Disciplina desvalorizada: a crise da autoridade docente na educação v5j5h

Thiago Barbosa Soares é analista do discurso, escritor e professor da UFT.

Thiago Barbosa Soares é analista do discurso, escritor e professor da UFT. Foto: Divulgação 5b1s6n

Foto: Divulgação Thiago Barbosa Soares é analista do discurso, escritor e professor da UFT. Thiago Barbosa Soares é analista do discurso, escritor e professor da UFT.

Quando foi a última vez que o leitor teve a oportunidade de pisar em uma sala de aula do ensino básico? Isso foi em uma escola pública ou privada? Lembra-se de como o professor ou a professora tentava manter algum grau de ordem (para quem esteve na escola pública, a realidade era uma, na escola privada, outra)? Como esquecer as lembranças afetivas envolvidas na formação escolar, uma vez que essas modelam boa parte da socialização de praticamente todos? É na escola que se depreendem os famosos “códigos” culturais vigentes e responsáveis pelo liame do circuito coletivo. Lá também se entende, ou pelo menos deveria entender, que a autoridade não é ruim, antes, é absolutamente necessária. A falta de autoridade legitimada nas mãos dos docentes é um dos grandes problemas enfrentados pela educação formal no Brasil.

################

Tarefa A - Pode reescrever como tabela Markdown, com as colunas "Nº" e "Linha", tudo o que vai do início das entradas até a linha que contém "thumbnail: comparison chart: Before", inclusive, deixando de fora as linhas em branco?
Tarefa B - Pode dar sequência ao texto sobre a crise da autoridade docente, começando logo após a última frase apresentada?
O texto e as entradas são materiais independentes entre si.

################

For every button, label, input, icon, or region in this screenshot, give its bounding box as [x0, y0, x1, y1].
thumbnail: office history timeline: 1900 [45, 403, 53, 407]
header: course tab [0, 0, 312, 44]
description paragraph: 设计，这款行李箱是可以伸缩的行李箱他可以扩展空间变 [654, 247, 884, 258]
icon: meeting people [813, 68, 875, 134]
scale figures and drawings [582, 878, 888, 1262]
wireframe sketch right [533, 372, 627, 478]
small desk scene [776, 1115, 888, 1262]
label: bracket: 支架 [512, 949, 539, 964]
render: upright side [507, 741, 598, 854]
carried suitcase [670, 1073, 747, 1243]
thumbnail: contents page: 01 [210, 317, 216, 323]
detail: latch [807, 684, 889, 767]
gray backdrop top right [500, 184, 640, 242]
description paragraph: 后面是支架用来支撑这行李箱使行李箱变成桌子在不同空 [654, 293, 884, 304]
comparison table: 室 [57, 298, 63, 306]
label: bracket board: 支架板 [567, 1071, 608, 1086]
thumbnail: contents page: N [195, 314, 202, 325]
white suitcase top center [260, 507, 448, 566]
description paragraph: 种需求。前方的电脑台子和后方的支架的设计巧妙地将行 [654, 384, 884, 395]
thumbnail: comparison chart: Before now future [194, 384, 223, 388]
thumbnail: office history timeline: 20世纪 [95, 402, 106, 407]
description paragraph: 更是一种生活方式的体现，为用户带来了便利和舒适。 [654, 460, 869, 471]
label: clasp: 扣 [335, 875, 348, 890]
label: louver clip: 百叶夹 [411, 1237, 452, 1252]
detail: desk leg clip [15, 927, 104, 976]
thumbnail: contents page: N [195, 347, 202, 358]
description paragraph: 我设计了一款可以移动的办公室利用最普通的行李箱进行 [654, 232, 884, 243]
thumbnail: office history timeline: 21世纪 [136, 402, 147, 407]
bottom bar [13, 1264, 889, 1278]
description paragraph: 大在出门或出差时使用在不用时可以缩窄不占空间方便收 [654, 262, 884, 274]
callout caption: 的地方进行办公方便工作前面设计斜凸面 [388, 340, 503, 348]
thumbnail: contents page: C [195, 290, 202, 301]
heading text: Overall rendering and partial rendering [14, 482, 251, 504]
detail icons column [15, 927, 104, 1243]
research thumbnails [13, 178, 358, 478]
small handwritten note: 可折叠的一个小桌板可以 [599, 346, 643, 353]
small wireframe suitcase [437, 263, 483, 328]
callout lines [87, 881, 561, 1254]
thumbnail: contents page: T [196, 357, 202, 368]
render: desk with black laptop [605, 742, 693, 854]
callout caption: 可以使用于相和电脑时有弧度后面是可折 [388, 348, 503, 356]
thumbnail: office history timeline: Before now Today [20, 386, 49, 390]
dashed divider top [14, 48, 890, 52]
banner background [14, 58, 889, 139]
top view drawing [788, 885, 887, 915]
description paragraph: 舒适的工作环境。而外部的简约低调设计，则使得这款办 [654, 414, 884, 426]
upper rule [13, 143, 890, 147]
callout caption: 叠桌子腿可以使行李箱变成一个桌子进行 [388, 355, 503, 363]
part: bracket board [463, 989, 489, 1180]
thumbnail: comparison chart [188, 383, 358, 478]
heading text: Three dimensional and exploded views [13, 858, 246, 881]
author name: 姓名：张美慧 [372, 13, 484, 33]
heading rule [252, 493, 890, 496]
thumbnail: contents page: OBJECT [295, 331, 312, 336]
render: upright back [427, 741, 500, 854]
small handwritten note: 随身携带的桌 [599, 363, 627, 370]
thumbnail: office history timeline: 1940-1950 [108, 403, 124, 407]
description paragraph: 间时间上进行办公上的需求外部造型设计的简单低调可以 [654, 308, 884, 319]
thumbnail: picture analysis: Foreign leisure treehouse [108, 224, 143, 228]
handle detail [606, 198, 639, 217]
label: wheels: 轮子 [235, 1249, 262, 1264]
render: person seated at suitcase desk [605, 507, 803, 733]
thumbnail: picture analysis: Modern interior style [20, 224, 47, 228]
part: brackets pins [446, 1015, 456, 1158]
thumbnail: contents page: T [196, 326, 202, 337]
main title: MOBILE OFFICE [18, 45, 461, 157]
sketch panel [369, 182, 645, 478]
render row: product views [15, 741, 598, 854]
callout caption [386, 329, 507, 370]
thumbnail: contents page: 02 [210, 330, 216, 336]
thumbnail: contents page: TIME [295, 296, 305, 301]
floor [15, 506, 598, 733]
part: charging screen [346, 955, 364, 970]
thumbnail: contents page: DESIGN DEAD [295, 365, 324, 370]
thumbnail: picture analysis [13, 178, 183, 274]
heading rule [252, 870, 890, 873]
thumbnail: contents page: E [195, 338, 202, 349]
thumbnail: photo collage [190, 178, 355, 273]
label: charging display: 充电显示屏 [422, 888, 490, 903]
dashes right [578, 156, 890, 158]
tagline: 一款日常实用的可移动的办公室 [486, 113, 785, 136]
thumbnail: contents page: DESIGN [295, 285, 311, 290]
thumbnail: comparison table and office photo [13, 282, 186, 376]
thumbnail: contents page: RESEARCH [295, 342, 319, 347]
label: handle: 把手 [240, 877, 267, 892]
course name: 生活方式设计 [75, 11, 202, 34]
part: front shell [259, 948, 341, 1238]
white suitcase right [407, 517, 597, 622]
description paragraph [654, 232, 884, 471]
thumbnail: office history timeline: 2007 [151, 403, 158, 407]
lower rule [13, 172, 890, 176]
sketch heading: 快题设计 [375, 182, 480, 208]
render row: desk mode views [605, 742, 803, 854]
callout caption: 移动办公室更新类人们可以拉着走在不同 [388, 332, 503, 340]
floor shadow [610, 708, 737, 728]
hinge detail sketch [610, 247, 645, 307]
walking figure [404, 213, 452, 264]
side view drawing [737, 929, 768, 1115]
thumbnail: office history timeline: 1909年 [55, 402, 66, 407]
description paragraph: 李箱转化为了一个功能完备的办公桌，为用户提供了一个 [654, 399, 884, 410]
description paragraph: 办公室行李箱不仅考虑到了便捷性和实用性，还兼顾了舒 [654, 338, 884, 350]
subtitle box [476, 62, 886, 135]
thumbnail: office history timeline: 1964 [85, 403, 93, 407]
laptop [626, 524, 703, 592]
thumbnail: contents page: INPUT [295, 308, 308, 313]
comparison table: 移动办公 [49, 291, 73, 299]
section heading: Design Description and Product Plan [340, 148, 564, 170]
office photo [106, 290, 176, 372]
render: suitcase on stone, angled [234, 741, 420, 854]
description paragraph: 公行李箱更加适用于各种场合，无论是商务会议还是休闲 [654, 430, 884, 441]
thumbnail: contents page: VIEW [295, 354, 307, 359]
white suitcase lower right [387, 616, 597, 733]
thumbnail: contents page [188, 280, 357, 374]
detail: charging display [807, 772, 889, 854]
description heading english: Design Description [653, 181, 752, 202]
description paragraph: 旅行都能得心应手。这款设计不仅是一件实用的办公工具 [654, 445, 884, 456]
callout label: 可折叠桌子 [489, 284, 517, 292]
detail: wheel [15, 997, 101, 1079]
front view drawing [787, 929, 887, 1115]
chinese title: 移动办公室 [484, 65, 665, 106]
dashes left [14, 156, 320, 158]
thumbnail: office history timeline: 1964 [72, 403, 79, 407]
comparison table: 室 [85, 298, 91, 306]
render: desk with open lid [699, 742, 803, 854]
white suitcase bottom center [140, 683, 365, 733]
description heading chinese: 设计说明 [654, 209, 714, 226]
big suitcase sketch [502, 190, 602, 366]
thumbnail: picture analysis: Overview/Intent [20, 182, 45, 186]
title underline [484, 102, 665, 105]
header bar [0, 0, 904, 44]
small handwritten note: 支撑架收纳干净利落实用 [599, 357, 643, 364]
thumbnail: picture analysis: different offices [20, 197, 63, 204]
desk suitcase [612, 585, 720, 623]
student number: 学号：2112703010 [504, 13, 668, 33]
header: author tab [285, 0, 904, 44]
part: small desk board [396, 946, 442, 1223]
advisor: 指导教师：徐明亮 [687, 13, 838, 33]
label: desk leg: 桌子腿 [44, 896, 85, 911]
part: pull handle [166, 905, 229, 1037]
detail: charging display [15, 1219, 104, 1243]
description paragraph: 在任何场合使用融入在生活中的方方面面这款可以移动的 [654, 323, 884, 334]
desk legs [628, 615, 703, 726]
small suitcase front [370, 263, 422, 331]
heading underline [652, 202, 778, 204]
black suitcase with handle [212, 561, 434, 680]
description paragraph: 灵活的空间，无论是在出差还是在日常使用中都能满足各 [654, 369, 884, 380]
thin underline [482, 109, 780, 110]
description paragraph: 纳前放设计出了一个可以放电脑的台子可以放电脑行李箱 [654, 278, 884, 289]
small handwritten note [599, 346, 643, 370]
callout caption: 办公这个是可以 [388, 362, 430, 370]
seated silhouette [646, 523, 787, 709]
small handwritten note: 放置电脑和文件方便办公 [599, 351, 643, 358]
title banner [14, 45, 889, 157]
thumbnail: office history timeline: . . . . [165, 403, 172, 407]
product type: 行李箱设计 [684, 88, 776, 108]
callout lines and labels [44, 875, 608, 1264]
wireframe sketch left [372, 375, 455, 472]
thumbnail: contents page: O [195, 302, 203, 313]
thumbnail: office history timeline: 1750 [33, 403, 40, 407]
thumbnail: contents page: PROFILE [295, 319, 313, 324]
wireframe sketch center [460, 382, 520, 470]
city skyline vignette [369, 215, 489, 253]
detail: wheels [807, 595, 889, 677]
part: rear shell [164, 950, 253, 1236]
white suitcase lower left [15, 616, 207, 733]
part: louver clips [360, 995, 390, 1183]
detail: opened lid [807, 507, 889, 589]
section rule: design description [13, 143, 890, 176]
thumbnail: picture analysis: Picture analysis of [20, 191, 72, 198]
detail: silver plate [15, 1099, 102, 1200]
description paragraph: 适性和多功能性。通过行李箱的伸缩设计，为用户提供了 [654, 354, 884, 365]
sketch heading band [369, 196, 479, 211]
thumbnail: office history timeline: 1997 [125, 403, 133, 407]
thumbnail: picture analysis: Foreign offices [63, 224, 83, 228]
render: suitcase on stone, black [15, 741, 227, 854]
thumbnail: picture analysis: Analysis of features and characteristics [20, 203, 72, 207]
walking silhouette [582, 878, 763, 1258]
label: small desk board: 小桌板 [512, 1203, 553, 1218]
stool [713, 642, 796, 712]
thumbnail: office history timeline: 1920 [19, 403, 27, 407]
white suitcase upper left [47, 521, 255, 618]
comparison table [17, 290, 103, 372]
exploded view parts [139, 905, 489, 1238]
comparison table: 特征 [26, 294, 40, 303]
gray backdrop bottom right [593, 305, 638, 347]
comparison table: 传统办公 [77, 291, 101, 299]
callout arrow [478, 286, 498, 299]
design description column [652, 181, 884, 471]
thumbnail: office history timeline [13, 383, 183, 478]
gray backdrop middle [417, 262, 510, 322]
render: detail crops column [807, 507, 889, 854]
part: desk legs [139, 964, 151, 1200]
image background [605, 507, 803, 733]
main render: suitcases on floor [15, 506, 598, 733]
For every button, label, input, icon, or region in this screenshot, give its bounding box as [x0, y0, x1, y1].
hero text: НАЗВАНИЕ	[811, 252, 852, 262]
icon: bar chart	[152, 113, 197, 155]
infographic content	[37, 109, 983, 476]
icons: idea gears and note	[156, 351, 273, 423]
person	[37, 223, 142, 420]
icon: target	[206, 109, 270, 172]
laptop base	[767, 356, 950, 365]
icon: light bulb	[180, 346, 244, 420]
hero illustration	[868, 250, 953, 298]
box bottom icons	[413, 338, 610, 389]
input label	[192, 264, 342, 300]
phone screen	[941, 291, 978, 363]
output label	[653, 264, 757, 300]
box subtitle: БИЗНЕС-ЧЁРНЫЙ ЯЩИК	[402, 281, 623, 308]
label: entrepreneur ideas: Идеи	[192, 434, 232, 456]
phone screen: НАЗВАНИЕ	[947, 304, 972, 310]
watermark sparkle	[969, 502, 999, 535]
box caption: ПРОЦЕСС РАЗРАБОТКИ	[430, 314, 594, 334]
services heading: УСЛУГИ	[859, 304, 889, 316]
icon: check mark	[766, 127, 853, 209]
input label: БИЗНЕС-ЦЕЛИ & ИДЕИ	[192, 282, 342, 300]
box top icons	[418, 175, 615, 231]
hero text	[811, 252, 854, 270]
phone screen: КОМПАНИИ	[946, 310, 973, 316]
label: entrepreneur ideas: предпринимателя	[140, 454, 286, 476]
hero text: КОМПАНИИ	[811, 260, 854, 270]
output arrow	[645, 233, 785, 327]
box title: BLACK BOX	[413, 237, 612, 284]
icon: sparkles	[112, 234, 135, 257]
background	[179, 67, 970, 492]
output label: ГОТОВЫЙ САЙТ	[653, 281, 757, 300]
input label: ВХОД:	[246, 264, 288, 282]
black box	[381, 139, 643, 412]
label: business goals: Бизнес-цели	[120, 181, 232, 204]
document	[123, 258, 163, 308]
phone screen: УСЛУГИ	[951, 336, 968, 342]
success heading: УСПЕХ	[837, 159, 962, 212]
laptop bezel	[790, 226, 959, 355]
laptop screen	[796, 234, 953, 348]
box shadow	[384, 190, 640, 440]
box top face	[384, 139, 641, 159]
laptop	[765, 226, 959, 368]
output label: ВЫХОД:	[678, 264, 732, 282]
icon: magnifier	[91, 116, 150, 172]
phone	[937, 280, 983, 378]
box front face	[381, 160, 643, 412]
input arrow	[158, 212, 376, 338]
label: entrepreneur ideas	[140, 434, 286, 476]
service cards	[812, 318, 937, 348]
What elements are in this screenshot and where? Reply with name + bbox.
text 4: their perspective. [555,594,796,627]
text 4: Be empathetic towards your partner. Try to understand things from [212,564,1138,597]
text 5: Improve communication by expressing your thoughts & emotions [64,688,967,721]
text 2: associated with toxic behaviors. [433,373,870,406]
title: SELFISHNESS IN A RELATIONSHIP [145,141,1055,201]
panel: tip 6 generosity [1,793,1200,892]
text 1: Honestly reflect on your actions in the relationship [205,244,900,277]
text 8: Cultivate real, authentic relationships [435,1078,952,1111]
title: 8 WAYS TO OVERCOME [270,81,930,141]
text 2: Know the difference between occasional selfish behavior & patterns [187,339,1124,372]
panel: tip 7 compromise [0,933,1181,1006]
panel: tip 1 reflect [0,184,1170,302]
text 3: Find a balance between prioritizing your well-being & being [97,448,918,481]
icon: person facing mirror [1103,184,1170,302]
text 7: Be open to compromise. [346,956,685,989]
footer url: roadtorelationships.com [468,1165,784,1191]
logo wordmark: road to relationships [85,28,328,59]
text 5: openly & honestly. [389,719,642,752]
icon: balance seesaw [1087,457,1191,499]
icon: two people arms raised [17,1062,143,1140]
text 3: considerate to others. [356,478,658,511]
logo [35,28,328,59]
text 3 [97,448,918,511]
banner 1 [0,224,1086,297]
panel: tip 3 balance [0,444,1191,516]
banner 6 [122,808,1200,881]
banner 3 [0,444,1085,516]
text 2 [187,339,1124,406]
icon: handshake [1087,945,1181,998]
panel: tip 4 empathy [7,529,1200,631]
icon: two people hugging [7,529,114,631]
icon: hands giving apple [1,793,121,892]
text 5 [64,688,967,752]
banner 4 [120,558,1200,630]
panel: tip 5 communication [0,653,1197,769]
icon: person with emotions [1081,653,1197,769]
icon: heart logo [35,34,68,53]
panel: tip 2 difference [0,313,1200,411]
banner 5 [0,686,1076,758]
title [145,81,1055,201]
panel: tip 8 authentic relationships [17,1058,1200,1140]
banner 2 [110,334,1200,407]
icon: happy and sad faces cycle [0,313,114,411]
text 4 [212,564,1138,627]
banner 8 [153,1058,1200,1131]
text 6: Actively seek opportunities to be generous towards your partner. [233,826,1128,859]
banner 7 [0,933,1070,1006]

################

Resposta A -
| Nº | Linha |
|---|---|
| 1 | For every button, label, input, icon, or region in this screenshot, give its bounding box as [x0, y0, x1, y1]. |
| 2 | thumbnail: office history timeline: 1900 [45, 403, 53, 407] |
| 3 | header: course tab [0, 0, 312, 44] |
| 4 | description paragraph: 设计，这款行李箱是可以伸缩的行李箱他可以扩展空间变 [654, 247, 884, 258] |
| 5 | icon: meeting people [813, 68, 875, 134] |
| 6 | scale figures and drawings [582, 878, 888, 1262] |
| 7 | wireframe sketch right [533, 372, 627, 478] |
| 8 | small desk scene [776, 1115, 888, 1262] |
| 9 | label: bracket: 支架 [512, 949, 539, 964] |
| 10 | render: upright side [507, 741, 598, 854] |
| 11 | carried suitcase [670, 1073, 747, 1243] |
| 12 | thumbnail: contents page: 01 [210, 317, 216, 323] |
| 13 | detail: latch [807, 684, 889, 767] |
| 14 | gray backdrop top right [500, 184, 640, 242] |
| 15 | description paragraph: 后面是支架用来支撑这行李箱使行李箱变成桌子在不同空 [654, 293, 884, 304] |
| 16 | comparison table: 室 [57, 298, 63, 306] |
| 17 | label: bracket board: 支架板 [567, 1071, 608, 1086] |
| 18 | thumbnail: contents page: N [195, 314, 202, 325] |
| 19 | white suitcase top center [260, 507, 448, 566] |
| 20 | description paragraph: 种需求。前方的电脑台子和后方的支架的设计巧妙地将行 [654, 384, 884, 395] |
| 21 | thumbnail: comparison chart: Before now future [194, 384, 223, 388] |

Resposta B -
Em uma rápida volta no tempo e espaço, encontra-se na obra “Emílio”, um tratado sobre educação, algo para refletir sobre a autoridade no âmbito formativo. Para o autor da obra, Rousseau, a autoridade é exercida de forma não coercitiva, alinhada ao desenvolvimento natural e à razão. O objetivo é formar um indivíduo autônomo, capaz de viver livremente em sociedade, compreendendo a autoridade legítima como fruto de necessidades compartilhadas, não da dominação. Todavia, Rousseau retira de seu projeto pedagógico-educacional todas as assimetrias sociais, históricas, culturais, políticas, econômicas, entre outras, para desenvolvê-lo na terra prometida ou quiçá no próprio paraíso celeste. Deixando o universo idealista, forjado no comprometimento das flores no espaço, volta-se para a concretude da sala de aula, onde a autoridade carece de atendimento.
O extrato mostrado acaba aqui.